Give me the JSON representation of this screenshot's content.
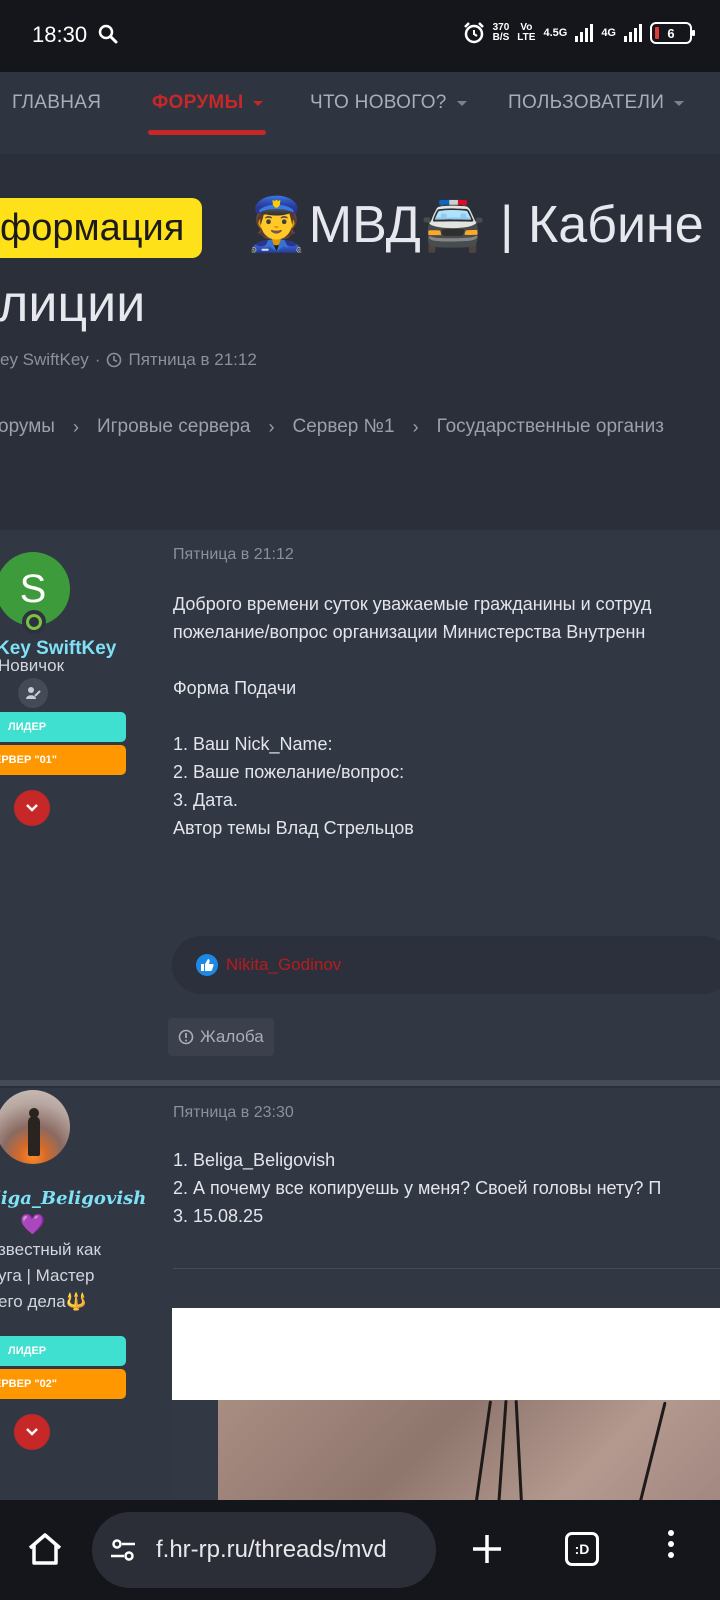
{
  "status_bar": {
    "time": "18:30",
    "net_speed_value": "370",
    "net_speed_unit": "B/S",
    "volte_top": "Vo",
    "volte_bottom": "LTE",
    "net_type1": "4.5G",
    "net_type2": "4G",
    "battery": "6",
    "icons": [
      "search-icon",
      "alarm-icon",
      "signal-icon",
      "battery-icon"
    ]
  },
  "nav": {
    "items": [
      {
        "label": "ГЛАВНАЯ"
      },
      {
        "label": "ФОРУМЫ"
      },
      {
        "label": "ЧТО НОВОГО?"
      },
      {
        "label": "ПОЛЬЗОВАТЕЛИ"
      }
    ],
    "accent": "#c62828"
  },
  "thread": {
    "prefix": "формация",
    "title_line1": "👮МВД🚔 | Кабине",
    "title_line2": "лиции",
    "author": "ey SwiftKey",
    "meta_sep": "·",
    "date": "Пятница в 21:12"
  },
  "breadcrumb": [
    "орумы",
    "Игровые сервера",
    "Сервер №1",
    "Государственные организ"
  ],
  "posts": [
    {
      "avatar_letter": "S",
      "username": "Key SwiftKey",
      "user_title": "Новичок",
      "badges": [
        "ЛИДЕР",
        "ЕРВЕР \"01\""
      ],
      "date": "Пятница в 21:12",
      "body": [
        "Доброго времени суток уважаемые гражданины и сотруд",
        "пожелание/вопрос организации Министерства Внутренн",
        "",
        "Форма Подачи",
        "",
        "1. Ваш Nick_Name:",
        "2. Ваше пожелание/вопрос:",
        "3. Дата.",
        "Автор темы Влад Стрельцов"
      ],
      "reaction_user": "Nikita_Godinov",
      "report_label": "Жалоба"
    },
    {
      "username": "liga_Beligovish",
      "heart": "💜",
      "user_title_lines": [
        "звестный как",
        "уга | Мастер",
        "его дела🔱"
      ],
      "badges": [
        "ЛИДЕР",
        "ЕРВЕР \"02\""
      ],
      "date": "Пятница в 23:30",
      "body": [
        "1. Beliga_Beligovish",
        "2. А почему все копируешь у меня? Своей головы нету? П",
        "3. 15.08.25"
      ]
    }
  ],
  "browser": {
    "url": "f.hr-rp.ru/threads/mvd",
    "tabs_label": ":D"
  }
}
========================================================================
*WHAT YOU ARE ASKED TO DO*. Print the records word for word and exclude any picture they hold.

*SOLUTION TO THE PROBLEM*.
Give me the JSON representation of this screenshot's content.
{
  "status_bar": {
    "time": "18:30",
    "net_speed_value": "370",
    "net_speed_unit": "B/S",
    "volte_top": "Vo",
    "volte_bottom": "LTE",
    "net_type1": "4.5G",
    "net_type2": "4G",
    "battery": "6",
    "icons": [
      "search-icon",
      "alarm-icon",
      "signal-icon",
      "battery-icon"
    ]
  },
  "nav": {
    "items": [
      {
        "label": "ГЛАВНАЯ"
      },
      {
        "label": "ФОРУМЫ"
      },
      {
        "label": "ЧТО НОВОГО?"
      },
      {
        "label": "ПОЛЬЗОВАТЕЛИ"
      }
    ],
    "accent": "#c62828"
  },
  "thread": {
    "prefix": "формация",
    "title_line1": "👮МВД🚔 | Кабине",
    "title_line2": "лиции",
    "author": "ey SwiftKey",
    "meta_sep": "·",
    "date": "Пятница в 21:12"
  },
  "breadcrumb": [
    "орумы",
    "Игровые сервера",
    "Сервер №1",
    "Государственные организ"
  ],
  "posts": [
    {
      "avatar_letter": "S",
      "username": "Key SwiftKey",
      "user_title": "Новичок",
      "badges": [
        "ЛИДЕР",
        "ЕРВЕР \"01\""
      ],
      "date": "Пятница в 21:12",
      "body": [
        "Доброго времени суток уважаемые гражданины и сотруд",
        "пожелание/вопрос организации Министерства Внутренн",
        "",
        "Форма Подачи",
        "",
        "1. Ваш Nick_Name:",
        "2. Ваше пожелание/вопрос:",
        "3. Дата.",
        "Автор темы Влад Стрельцов"
      ],
      "reaction_user": "Nikita_Godinov",
      "report_label": "Жалоба"
    },
    {
      "username": "liga_Beligovish",
      "heart": "💜",
      "user_title_lines": [
        "звестный как",
        "уга | Мастер",
        "его дела🔱"
      ],
      "badges": [
        "ЛИДЕР",
        "ЕРВЕР \"02\""
      ],
      "date": "Пятница в 23:30",
      "body": [
        "1. Beliga_Beligovish",
        "2. А почему все копируешь у меня? Своей головы нету? П",
        "3. 15.08.25"
      ]
    }
  ],
  "browser": {
    "url": "f.hr-rp.ru/threads/mvd",
    "tabs_label": ":D"
  }
}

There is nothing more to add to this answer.